- **Set problem**:
Print all records exactly, leaving nothing out.

——

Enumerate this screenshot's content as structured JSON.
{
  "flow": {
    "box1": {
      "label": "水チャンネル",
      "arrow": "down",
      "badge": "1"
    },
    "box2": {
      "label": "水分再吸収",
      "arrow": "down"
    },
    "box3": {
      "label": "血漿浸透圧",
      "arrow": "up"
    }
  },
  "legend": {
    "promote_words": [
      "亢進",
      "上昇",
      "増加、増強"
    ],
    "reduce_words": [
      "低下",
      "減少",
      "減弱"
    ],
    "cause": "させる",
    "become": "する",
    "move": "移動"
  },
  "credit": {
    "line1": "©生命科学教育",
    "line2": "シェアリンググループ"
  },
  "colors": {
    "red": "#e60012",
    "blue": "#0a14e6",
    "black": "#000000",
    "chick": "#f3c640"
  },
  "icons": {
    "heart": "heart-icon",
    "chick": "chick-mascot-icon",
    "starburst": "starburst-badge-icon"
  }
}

——

- **Exercise output**:
Enumerate this screenshot's content as structured JSON.
{
  "flow": {
    "box1": {
      "label": "水チャンネル",
      "arrow": "down",
      "badge": "1"
    },
    "box2": {
      "label": "水分再吸収",
      "arrow": "down"
    },
    "box3": {
      "label": "血漿浸透圧",
      "arrow": "up"
    }
  },
  "legend": {
    "promote_words": [
      "亢進",
      "上昇",
      "増加、増強"
    ],
    "reduce_words": [
      "低下",
      "減少",
      "減弱"
    ],
    "cause": "させる",
    "become": "する",
    "move": "移動"
  },
  "credit": {
    "line1": "©生命科学教育",
    "line2": "シェアリンググループ"
  },
  "colors": {
    "red": "#e60012",
    "blue": "#0a14e6",
    "black": "#000000",
    "chick": "#f3c640"
  },
  "icons": {
    "heart": "heart-icon",
    "chick": "chick-mascot-icon",
    "starburst": "starburst-badge-icon"
  }
}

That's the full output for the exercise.